**Description of the task**: Of the lines below, count those containing the word "droit". Reply with the number alone.

______________________________

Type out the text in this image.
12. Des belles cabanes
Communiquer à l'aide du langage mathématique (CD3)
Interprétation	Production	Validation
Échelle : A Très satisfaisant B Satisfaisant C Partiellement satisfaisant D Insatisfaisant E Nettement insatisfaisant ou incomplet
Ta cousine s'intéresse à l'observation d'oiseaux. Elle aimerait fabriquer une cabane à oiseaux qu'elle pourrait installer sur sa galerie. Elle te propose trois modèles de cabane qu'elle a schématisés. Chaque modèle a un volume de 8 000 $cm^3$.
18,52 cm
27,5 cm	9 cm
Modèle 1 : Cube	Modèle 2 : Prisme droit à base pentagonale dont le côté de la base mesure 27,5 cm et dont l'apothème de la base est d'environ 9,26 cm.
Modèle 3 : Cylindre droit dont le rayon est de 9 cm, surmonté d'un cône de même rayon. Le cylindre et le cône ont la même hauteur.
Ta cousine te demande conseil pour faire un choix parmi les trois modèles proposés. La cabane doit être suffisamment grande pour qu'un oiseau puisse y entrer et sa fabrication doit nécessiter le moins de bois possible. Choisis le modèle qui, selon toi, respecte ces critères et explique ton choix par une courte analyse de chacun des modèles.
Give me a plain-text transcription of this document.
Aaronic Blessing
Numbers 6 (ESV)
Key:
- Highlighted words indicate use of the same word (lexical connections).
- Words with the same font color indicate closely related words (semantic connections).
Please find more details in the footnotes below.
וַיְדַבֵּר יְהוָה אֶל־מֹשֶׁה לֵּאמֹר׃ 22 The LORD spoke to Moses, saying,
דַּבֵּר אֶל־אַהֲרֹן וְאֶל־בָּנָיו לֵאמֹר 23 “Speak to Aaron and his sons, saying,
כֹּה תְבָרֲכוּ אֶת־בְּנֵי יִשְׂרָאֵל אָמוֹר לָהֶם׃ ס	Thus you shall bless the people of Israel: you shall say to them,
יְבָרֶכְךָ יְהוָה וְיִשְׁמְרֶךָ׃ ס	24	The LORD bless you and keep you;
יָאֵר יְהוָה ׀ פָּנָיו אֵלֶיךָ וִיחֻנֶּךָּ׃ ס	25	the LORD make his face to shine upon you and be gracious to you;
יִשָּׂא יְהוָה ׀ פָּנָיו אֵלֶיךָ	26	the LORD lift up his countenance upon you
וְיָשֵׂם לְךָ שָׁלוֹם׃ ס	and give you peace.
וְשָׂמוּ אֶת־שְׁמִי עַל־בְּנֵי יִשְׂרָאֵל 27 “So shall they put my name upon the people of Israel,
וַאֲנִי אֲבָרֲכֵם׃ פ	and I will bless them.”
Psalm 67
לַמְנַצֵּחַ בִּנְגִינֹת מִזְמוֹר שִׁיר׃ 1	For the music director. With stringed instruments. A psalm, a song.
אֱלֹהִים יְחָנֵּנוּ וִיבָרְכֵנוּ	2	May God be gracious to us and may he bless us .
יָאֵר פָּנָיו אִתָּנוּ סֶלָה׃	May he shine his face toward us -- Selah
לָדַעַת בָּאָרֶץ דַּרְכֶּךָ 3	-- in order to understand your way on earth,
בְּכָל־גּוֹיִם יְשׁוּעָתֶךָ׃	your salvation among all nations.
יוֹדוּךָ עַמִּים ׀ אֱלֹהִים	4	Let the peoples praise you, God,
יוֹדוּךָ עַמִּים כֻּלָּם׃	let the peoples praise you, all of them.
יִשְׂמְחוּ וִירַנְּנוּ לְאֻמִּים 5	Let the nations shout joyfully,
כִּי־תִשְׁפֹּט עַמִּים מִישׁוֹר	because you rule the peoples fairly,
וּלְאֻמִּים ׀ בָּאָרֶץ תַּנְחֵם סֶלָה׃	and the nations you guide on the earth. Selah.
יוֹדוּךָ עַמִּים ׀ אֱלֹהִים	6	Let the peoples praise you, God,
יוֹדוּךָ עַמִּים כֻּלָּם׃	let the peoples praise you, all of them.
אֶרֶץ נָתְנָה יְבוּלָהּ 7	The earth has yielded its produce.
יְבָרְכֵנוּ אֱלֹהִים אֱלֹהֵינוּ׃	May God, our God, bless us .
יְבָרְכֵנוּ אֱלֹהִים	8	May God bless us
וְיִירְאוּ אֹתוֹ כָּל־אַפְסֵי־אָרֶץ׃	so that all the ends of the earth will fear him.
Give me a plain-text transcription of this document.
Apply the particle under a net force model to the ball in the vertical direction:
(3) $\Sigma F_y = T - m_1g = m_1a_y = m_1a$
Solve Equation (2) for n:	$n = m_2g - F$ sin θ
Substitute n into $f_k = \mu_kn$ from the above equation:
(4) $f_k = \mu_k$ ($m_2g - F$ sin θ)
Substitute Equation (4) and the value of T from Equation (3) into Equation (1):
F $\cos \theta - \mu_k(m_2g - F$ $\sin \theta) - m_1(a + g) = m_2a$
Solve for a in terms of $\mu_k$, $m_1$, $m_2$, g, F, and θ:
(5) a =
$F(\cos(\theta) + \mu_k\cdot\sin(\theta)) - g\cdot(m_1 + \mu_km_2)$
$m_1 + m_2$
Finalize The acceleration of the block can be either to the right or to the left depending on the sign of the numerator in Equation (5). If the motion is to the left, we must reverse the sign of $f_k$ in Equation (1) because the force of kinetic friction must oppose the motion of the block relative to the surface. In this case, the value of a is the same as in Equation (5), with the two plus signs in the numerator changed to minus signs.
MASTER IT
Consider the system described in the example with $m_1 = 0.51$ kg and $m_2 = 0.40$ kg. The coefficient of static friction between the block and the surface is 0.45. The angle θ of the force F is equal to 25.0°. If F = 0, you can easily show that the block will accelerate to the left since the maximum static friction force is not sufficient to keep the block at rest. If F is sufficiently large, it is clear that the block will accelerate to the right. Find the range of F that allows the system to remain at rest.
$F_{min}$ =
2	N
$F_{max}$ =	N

______________________________

**Expected answer**: 2